== Your task ==
Reproduce the entries exactly.

# Start of Provided records

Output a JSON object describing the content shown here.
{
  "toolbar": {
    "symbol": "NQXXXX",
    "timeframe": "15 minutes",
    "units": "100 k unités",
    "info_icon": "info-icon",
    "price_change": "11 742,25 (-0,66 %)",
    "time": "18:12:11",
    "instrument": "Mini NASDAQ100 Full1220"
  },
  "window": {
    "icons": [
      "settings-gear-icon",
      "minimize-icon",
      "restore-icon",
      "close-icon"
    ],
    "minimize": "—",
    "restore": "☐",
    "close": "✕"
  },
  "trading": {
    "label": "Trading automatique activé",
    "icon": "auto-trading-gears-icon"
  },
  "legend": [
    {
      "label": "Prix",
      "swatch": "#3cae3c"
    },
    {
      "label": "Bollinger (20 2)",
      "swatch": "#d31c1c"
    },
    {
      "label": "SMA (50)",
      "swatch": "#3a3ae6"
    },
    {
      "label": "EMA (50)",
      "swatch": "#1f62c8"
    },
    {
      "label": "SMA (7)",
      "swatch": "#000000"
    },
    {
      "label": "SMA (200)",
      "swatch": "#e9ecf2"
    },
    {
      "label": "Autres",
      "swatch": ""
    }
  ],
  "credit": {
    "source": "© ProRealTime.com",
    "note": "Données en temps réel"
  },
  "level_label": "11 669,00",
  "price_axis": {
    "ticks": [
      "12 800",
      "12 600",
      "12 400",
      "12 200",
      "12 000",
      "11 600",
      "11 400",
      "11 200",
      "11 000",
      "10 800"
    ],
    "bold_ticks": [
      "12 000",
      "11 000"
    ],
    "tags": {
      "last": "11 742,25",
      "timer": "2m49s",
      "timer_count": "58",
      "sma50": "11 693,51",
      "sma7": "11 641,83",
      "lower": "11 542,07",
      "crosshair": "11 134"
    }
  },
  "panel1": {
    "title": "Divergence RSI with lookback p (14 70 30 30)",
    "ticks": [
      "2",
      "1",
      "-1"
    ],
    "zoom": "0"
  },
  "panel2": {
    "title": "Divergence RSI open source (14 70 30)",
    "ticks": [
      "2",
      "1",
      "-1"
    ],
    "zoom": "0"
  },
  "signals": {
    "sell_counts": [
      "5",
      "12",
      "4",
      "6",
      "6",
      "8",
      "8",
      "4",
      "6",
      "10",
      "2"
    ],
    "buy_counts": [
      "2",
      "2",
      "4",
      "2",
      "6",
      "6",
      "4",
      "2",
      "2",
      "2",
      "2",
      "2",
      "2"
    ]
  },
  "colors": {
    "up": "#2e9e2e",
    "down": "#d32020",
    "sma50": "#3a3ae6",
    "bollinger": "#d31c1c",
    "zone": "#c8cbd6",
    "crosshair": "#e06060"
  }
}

# End of Provided records

== Task response ==
Output a JSON object describing the content shown here.
{
  "toolbar": {
    "symbol": "NQXXXX",
    "timeframe": "15 minutes",
    "units": "100 k unités",
    "info_icon": "info-icon",
    "price_change": "11 742,25 (-0,66 %)",
    "time": "18:12:11",
    "instrument": "Mini NASDAQ100 Full1220"
  },
  "window": {
    "icons": [
      "settings-gear-icon",
      "minimize-icon",
      "restore-icon",
      "close-icon"
    ],
    "minimize": "—",
    "restore": "☐",
    "close": "✕"
  },
  "trading": {
    "label": "Trading automatique activé",
    "icon": "auto-trading-gears-icon"
  },
  "legend": [
    {
      "label": "Prix",
      "swatch": "#3cae3c"
    },
    {
      "label": "Bollinger (20 2)",
      "swatch": "#d31c1c"
    },
    {
      "label": "SMA (50)",
      "swatch": "#3a3ae6"
    },
    {
      "label": "EMA (50)",
      "swatch": "#1f62c8"
    },
    {
      "label": "SMA (7)",
      "swatch": "#000000"
    },
    {
      "label": "SMA (200)",
      "swatch": "#e9ecf2"
    },
    {
      "label": "Autres",
      "swatch": ""
    }
  ],
  "credit": {
    "source": "© ProRealTime.com",
    "note": "Données en temps réel"
  },
  "level_label": "11 669,00",
  "price_axis": {
    "ticks": [
      "12 800",
      "12 600",
      "12 400",
      "12 200",
      "12 000",
      "11 600",
      "11 400",
      "11 200",
      "11 000",
      "10 800"
    ],
    "bold_ticks": [
      "12 000",
      "11 000"
    ],
    "tags": {
      "last": "11 742,25",
      "timer": "2m49s",
      "timer_count": "58",
      "sma50": "11 693,51",
      "sma7": "11 641,83",
      "lower": "11 542,07",
      "crosshair": "11 134"
    }
  },
  "panel1": {
    "title": "Divergence RSI with lookback p (14 70 30 30)",
    "ticks": [
      "2",
      "1",
      "-1"
    ],
    "zoom": "0"
  },
  "panel2": {
    "title": "Divergence RSI open source (14 70 30)",
    "ticks": [
      "2",
      "1",
      "-1"
    ],
    "zoom": "0"
  },
  "signals": {
    "sell_counts": [
      "5",
      "12",
      "4",
      "6",
      "6",
      "8",
      "8",
      "4",
      "6",
      "10",
      "2"
    ],
    "buy_counts": [
      "2",
      "2",
      "4",
      "2",
      "6",
      "6",
      "4",
      "2",
      "2",
      "2",
      "2",
      "2",
      "2"
    ]
  },
  "colors": {
    "up": "#2e9e2e",
    "down": "#d32020",
    "sma50": "#3a3ae6",
    "bollinger": "#d31c1c",
    "zone": "#c8cbd6",
    "crosshair": "#e06060"
  }
}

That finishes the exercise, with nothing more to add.